─── Exercise materials ───

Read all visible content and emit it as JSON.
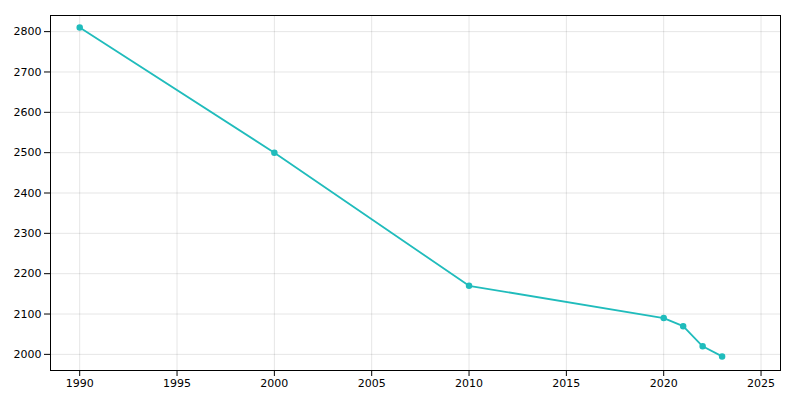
{
  "chart_data": {
    "type": "line",
    "x": [
      1990,
      2000,
      2010,
      2020,
      2021,
      2022,
      2023
    ],
    "values": [
      2810,
      2500,
      2170,
      2090,
      2070,
      2020,
      1995
    ],
    "color": "#20bcbc",
    "marker": "circle",
    "xlim": [
      1988.5,
      2026
    ],
    "ylim": [
      1960,
      2840
    ],
    "xticks": [
      1990,
      1995,
      2000,
      2005,
      2010,
      2015,
      2020,
      2025
    ],
    "yticks": [
      2000,
      2100,
      2200,
      2300,
      2400,
      2500,
      2600,
      2700,
      2800
    ],
    "grid": true
  }
}
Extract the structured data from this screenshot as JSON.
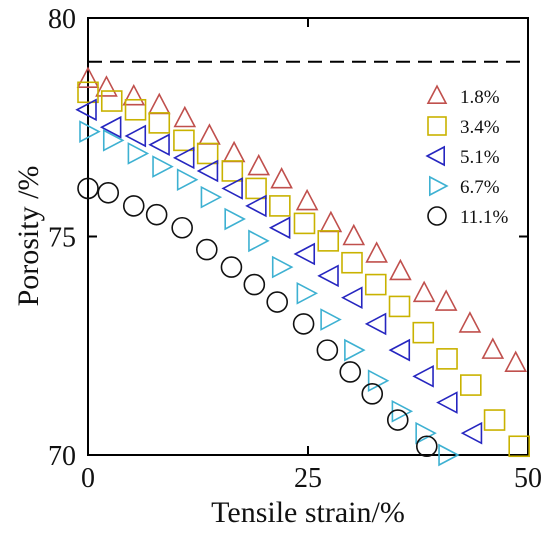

───

Exercise details:
Leave the pictures out and reproduce each record exactly as written.

Answer for the task:
Read all visible content and emit it as JSON.
{
  "chart_data": {
    "type": "line",
    "x": [
      1990,
      2000,
      2010,
      2020,
      2021,
      2022,
      2023
    ],
    "values": [
      2810,
      2500,
      2170,
      2090,
      2070,
      2020,
      1995
    ],
    "color": "#20bcbc",
    "marker": "circle",
    "xlim": [
      1988.5,
      2026
    ],
    "ylim": [
      1960,
      2840
    ],
    "xticks": [
      1990,
      1995,
      2000,
      2005,
      2010,
      2015,
      2020,
      2025
    ],
    "yticks": [
      2000,
      2100,
      2200,
      2300,
      2400,
      2500,
      2600,
      2700,
      2800
    ],
    "grid": true
  }
}
Extract the structured data from this screenshot as JSON.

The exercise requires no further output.